Retype all of the entries word for word.

— Input —
- - -

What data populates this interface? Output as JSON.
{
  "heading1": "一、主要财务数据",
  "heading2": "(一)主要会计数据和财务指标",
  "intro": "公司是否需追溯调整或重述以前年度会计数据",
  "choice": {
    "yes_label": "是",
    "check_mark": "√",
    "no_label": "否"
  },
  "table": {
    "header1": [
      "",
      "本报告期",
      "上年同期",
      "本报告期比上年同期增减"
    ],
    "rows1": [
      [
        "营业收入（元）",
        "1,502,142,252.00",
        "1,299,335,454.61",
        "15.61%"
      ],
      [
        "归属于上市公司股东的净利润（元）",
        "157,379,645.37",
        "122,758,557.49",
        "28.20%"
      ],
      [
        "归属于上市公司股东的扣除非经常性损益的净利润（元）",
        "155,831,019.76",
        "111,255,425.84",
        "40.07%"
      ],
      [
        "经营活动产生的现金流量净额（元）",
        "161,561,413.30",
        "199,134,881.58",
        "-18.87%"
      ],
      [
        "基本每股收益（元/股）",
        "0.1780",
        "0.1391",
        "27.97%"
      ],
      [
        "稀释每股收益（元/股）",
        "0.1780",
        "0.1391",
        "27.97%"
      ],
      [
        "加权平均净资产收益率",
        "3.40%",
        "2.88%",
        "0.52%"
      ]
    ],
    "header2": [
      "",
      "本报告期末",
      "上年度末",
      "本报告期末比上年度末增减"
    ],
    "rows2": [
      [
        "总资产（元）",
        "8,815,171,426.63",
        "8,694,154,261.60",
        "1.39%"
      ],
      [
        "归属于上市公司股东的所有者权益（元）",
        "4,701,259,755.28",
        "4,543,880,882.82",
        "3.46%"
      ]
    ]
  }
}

- - -

— Completed exercise —
What data populates this interface? Output as JSON.
{
  "heading1": "一、主要财务数据",
  "heading2": "(一)主要会计数据和财务指标",
  "intro": "公司是否需追溯调整或重述以前年度会计数据",
  "choice": {
    "yes_label": "是",
    "check_mark": "√",
    "no_label": "否"
  },
  "table": {
    "header1": [
      "",
      "本报告期",
      "上年同期",
      "本报告期比上年同期增减"
    ],
    "rows1": [
      [
        "营业收入（元）",
        "1,502,142,252.00",
        "1,299,335,454.61",
        "15.61%"
      ],
      [
        "归属于上市公司股东的净利润（元）",
        "157,379,645.37",
        "122,758,557.49",
        "28.20%"
      ],
      [
        "归属于上市公司股东的扣除非经常性损益的净利润（元）",
        "155,831,019.76",
        "111,255,425.84",
        "40.07%"
      ],
      [
        "经营活动产生的现金流量净额（元）",
        "161,561,413.30",
        "199,134,881.58",
        "-18.87%"
      ],
      [
        "基本每股收益（元/股）",
        "0.1780",
        "0.1391",
        "27.97%"
      ],
      [
        "稀释每股收益（元/股）",
        "0.1780",
        "0.1391",
        "27.97%"
      ],
      [
        "加权平均净资产收益率",
        "3.40%",
        "2.88%",
        "0.52%"
      ]
    ],
    "header2": [
      "",
      "本报告期末",
      "上年度末",
      "本报告期末比上年度末增减"
    ],
    "rows2": [
      [
        "总资产（元）",
        "8,815,171,426.63",
        "8,694,154,261.60",
        "1.39%"
      ],
      [
        "归属于上市公司股东的所有者权益（元）",
        "4,701,259,755.28",
        "4,543,880,882.82",
        "3.46%"
      ]
    ]
  }
}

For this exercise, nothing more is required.